What you will do:
Copy the records that follow exactly as written, but not their pictures.
(begin)
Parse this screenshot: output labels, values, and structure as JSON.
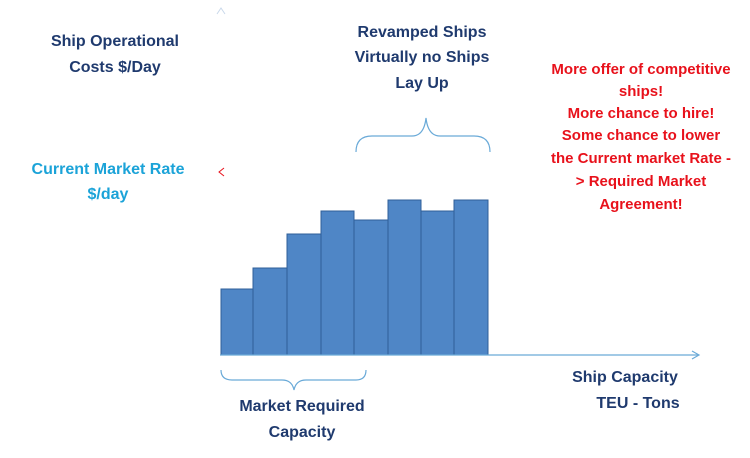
{
  "y_axis_label": [
    "Ship Operational",
    "Costs    $/Day"
  ],
  "market_rate_label": [
    "Current Market Rate",
    "$/day"
  ],
  "top_annotation": [
    "Revamped Ships",
    "Virtually no Ships",
    "Lay Up"
  ],
  "right_annotation": [
    "More offer of competitive",
    "ships!",
    "More chance to hire!",
    "Some chance to lower",
    "the Current market Rate -",
    "> Required Market",
    "Agreement!"
  ],
  "bottom_annotation": [
    "Market Required",
    "Capacity"
  ],
  "x_axis_label": [
    "Ship Capacity",
    "TEU - Tons"
  ]
}
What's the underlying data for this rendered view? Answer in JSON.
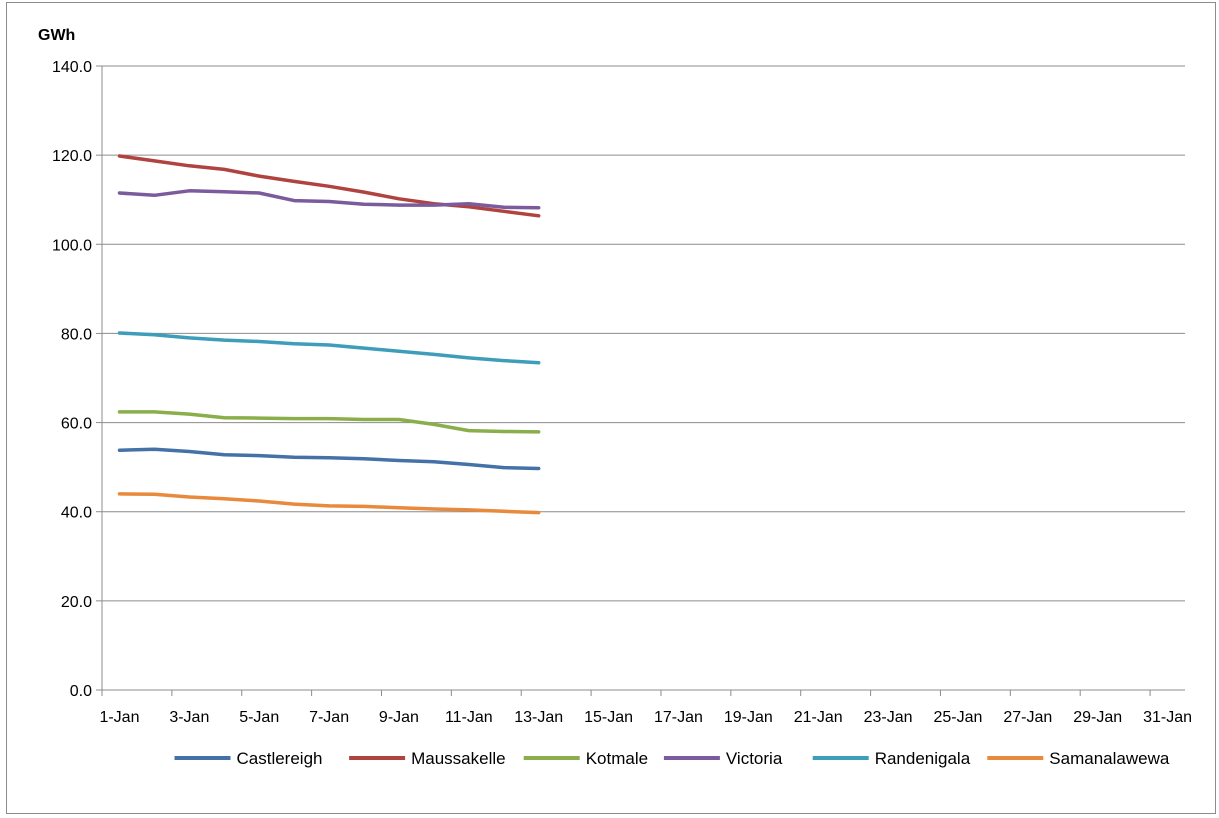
{
  "chart_data": {
    "type": "line",
    "title": "",
    "ylabel": "GWh",
    "xlabel": "",
    "ylim": [
      0,
      140
    ],
    "yticks": [
      0,
      20,
      40,
      60,
      80,
      100,
      120,
      140
    ],
    "ytick_labels": [
      "0.0",
      "20.0",
      "40.0",
      "60.0",
      "80.0",
      "100.0",
      "120.0",
      "140.0"
    ],
    "days": 31,
    "xtick_labels": [
      "1-Jan",
      "3-Jan",
      "5-Jan",
      "7-Jan",
      "9-Jan",
      "11-Jan",
      "13-Jan",
      "15-Jan",
      "17-Jan",
      "19-Jan",
      "21-Jan",
      "23-Jan",
      "25-Jan",
      "27-Jan",
      "29-Jan",
      "31-Jan"
    ],
    "x": [
      "1-Jan",
      "2-Jan",
      "3-Jan",
      "4-Jan",
      "5-Jan",
      "6-Jan",
      "7-Jan",
      "8-Jan",
      "9-Jan",
      "10-Jan",
      "11-Jan",
      "12-Jan",
      "13-Jan"
    ],
    "grid": true,
    "legend_position": "bottom",
    "series": [
      {
        "name": "Castlereigh",
        "color": "#4472A8",
        "values": [
          53.8,
          54.0,
          53.5,
          52.8,
          52.6,
          52.2,
          52.1,
          51.9,
          51.5,
          51.2,
          50.6,
          49.9,
          49.7
        ]
      },
      {
        "name": "Maussakelle",
        "color": "#B0433F",
        "values": [
          119.8,
          118.7,
          117.6,
          116.8,
          115.3,
          114.1,
          113.0,
          111.7,
          110.2,
          109.1,
          108.4,
          107.4,
          106.4
        ]
      },
      {
        "name": "Kotmale",
        "color": "#8AAE4A",
        "values": [
          62.4,
          62.4,
          61.9,
          61.1,
          61.0,
          60.9,
          60.9,
          60.7,
          60.7,
          59.6,
          58.2,
          58.0,
          57.9
        ]
      },
      {
        "name": "Victoria",
        "color": "#7B5B9C",
        "values": [
          111.5,
          111.0,
          112.0,
          111.8,
          111.5,
          109.8,
          109.6,
          109.0,
          108.8,
          108.8,
          109.1,
          108.3,
          108.2
        ]
      },
      {
        "name": "Randenigala",
        "color": "#3E9DBA",
        "values": [
          80.1,
          79.7,
          79.0,
          78.5,
          78.2,
          77.7,
          77.4,
          76.7,
          76.0,
          75.3,
          74.5,
          73.9,
          73.4
        ]
      },
      {
        "name": "Samanalawewa",
        "color": "#E8893C",
        "values": [
          44.0,
          43.9,
          43.3,
          42.9,
          42.4,
          41.7,
          41.3,
          41.2,
          40.9,
          40.6,
          40.4,
          40.1,
          39.8
        ]
      }
    ]
  }
}
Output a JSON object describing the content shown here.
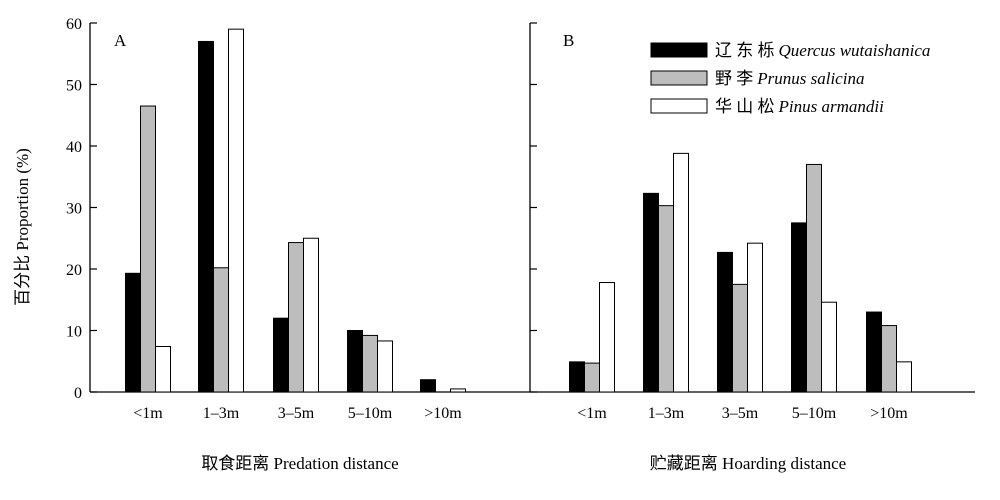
(end)
Task solution:
Parse this screenshot: output labels, values, and structure as JSON.
{
  "y_axis_label": [
    "Ship Operational",
    "Costs    $/Day"
  ],
  "market_rate_label": [
    "Current Market Rate",
    "$/day"
  ],
  "top_annotation": [
    "Revamped Ships",
    "Virtually no Ships",
    "Lay Up"
  ],
  "right_annotation": [
    "More offer of competitive",
    "ships!",
    "More chance to hire!",
    "Some chance to lower",
    "the Current market Rate -",
    "> Required Market",
    "Agreement!"
  ],
  "bottom_annotation": [
    "Market Required",
    "Capacity"
  ],
  "x_axis_label": [
    "Ship Capacity",
    "TEU - Tons"
  ]
}
What's the underlying data for this rendered view? Answer in JSON.
{
  "chart_data": {
    "type": "line",
    "title": "",
    "ylabel": "GWh",
    "xlabel": "",
    "ylim": [
      0,
      140
    ],
    "yticks": [
      0,
      20,
      40,
      60,
      80,
      100,
      120,
      140
    ],
    "ytick_labels": [
      "0.0",
      "20.0",
      "40.0",
      "60.0",
      "80.0",
      "100.0",
      "120.0",
      "140.0"
    ],
    "days": 31,
    "xtick_labels": [
      "1-Jan",
      "3-Jan",
      "5-Jan",
      "7-Jan",
      "9-Jan",
      "11-Jan",
      "13-Jan",
      "15-Jan",
      "17-Jan",
      "19-Jan",
      "21-Jan",
      "23-Jan",
      "25-Jan",
      "27-Jan",
      "29-Jan",
      "31-Jan"
    ],
    "x": [
      "1-Jan",
      "2-Jan",
      "3-Jan",
      "4-Jan",
      "5-Jan",
      "6-Jan",
      "7-Jan",
      "8-Jan",
      "9-Jan",
      "10-Jan",
      "11-Jan",
      "12-Jan",
      "13-Jan"
    ],
    "grid": true,
    "legend_position": "bottom",
    "series": [
      {
        "name": "Castlereigh",
        "color": "#4472A8",
        "values": [
          53.8,
          54.0,
          53.5,
          52.8,
          52.6,
          52.2,
          52.1,
          51.9,
          51.5,
          51.2,
          50.6,
          49.9,
          49.7
        ]
      },
      {
        "name": "Maussakelle",
        "color": "#B0433F",
        "values": [
          119.8,
          118.7,
          117.6,
          116.8,
          115.3,
          114.1,
          113.0,
          111.7,
          110.2,
          109.1,
          108.4,
          107.4,
          106.4
        ]
      },
      {
        "name": "Kotmale",
        "color": "#8AAE4A",
        "values": [
          62.4,
          62.4,
          61.9,
          61.1,
          61.0,
          60.9,
          60.9,
          60.7,
          60.7,
          59.6,
          58.2,
          58.0,
          57.9
        ]
      },
      {
        "name": "Victoria",
        "color": "#7B5B9C",
        "values": [
          111.5,
          111.0,
          112.0,
          111.8,
          111.5,
          109.8,
          109.6,
          109.0,
          108.8,
          108.8,
          109.1,
          108.3,
          108.2
        ]
      },
      {
        "name": "Randenigala",
        "color": "#3E9DBA",
        "values": [
          80.1,
          79.7,
          79.0,
          78.5,
          78.2,
          77.7,
          77.4,
          76.7,
          76.0,
          75.3,
          74.5,
          73.9,
          73.4
        ]
      },
      {
        "name": "Samanalawewa",
        "color": "#E8893C",
        "values": [
          44.0,
          43.9,
          43.3,
          42.9,
          42.4,
          41.7,
          41.3,
          41.2,
          40.9,
          40.6,
          40.4,
          40.1,
          39.8
        ]
      }
    ]
  }
}
Output a JSON object describing the content shown here.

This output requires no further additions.